Filter these entries, keeping only lines that hold the word "overwritten".

** start of Given information **

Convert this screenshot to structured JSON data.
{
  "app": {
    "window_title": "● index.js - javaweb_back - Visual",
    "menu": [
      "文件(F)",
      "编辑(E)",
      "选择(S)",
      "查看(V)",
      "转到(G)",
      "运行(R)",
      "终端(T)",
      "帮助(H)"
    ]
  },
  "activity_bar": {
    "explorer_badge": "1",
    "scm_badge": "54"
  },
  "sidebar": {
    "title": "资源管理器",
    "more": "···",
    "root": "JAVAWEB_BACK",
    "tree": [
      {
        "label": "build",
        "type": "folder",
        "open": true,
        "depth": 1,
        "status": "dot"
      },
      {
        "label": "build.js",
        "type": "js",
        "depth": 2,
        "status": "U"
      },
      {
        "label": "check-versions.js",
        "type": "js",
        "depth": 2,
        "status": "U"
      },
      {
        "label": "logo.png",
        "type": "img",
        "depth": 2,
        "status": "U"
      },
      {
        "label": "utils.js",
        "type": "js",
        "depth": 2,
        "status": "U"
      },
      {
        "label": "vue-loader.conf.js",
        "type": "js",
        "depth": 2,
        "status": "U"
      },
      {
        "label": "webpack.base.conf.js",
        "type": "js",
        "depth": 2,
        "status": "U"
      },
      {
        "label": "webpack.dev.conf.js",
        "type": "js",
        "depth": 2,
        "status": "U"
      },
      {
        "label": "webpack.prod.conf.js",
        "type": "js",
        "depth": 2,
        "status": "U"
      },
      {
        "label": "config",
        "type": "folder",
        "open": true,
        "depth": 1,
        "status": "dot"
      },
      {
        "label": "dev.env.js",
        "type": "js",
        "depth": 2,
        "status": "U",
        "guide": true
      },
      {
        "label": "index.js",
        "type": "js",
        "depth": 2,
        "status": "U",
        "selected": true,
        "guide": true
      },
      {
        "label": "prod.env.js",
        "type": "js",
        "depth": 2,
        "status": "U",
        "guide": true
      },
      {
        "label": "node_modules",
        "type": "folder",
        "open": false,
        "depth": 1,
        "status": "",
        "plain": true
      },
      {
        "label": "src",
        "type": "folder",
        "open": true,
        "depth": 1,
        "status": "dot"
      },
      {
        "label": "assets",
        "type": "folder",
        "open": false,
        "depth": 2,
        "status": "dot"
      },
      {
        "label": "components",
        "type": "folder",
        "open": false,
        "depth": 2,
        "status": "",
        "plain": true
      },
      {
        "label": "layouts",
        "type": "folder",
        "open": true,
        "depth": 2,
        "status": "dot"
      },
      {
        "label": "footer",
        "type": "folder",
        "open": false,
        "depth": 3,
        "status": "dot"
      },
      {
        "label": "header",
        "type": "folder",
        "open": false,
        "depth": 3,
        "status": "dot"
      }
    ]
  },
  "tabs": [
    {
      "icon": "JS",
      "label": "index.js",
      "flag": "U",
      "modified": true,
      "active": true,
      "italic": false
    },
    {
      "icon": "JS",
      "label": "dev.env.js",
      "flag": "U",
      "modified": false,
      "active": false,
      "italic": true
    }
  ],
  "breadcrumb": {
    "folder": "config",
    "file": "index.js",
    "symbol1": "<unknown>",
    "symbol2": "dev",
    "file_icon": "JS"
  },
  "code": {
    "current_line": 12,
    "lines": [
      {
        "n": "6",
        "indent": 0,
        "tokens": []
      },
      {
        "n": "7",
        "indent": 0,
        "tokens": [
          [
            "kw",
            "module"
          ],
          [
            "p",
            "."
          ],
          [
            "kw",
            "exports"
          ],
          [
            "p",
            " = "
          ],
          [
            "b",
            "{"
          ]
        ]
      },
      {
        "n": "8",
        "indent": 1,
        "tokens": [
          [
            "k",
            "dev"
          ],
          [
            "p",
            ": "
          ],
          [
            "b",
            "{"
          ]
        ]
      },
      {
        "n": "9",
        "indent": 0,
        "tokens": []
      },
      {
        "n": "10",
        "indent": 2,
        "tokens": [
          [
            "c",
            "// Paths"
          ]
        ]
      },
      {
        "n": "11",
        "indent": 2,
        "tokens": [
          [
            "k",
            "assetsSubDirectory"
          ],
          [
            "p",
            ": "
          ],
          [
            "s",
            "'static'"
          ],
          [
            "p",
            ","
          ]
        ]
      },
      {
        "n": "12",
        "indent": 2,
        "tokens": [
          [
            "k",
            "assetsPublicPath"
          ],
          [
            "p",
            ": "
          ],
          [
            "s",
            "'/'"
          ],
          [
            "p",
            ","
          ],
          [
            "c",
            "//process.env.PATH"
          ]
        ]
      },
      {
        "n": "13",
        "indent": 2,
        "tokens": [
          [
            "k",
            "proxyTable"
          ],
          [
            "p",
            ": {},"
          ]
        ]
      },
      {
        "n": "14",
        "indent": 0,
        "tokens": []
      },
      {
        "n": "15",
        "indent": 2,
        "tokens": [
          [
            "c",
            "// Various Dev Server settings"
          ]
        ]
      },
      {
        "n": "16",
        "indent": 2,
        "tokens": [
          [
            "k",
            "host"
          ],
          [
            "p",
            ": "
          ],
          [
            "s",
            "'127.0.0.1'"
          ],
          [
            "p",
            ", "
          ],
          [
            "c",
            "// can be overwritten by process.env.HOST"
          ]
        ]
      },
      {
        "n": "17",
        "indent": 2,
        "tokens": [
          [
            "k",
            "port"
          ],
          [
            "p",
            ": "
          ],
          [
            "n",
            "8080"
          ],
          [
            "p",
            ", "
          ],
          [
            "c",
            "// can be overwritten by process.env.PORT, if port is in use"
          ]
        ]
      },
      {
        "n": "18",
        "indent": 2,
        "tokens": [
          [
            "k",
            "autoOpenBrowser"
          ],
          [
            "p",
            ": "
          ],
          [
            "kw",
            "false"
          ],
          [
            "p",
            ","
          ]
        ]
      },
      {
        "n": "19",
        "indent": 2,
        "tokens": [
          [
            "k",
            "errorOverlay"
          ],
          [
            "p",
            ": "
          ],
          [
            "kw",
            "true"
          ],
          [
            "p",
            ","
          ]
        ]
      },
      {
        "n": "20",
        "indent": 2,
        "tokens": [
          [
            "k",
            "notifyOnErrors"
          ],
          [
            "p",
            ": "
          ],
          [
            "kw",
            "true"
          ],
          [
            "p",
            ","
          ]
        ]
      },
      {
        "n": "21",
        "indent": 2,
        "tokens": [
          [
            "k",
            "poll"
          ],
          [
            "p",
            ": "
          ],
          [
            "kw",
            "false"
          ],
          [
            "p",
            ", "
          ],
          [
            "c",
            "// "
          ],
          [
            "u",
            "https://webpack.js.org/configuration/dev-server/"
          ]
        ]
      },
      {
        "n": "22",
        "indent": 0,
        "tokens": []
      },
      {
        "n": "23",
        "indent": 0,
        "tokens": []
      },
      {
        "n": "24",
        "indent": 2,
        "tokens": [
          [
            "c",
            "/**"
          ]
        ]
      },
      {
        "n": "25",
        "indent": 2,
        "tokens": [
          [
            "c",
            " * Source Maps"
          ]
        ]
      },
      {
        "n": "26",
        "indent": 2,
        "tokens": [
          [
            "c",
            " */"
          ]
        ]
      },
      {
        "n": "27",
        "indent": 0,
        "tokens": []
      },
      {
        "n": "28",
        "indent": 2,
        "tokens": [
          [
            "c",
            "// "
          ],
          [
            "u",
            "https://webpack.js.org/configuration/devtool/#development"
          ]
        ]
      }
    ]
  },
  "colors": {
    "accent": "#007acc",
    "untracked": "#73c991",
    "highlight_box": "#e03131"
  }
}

** end of Given information **

■ Response ■
            "// can be overwritten by process.env.HOST"
            "// can be overwritten by process.env.PORT, if port is in use"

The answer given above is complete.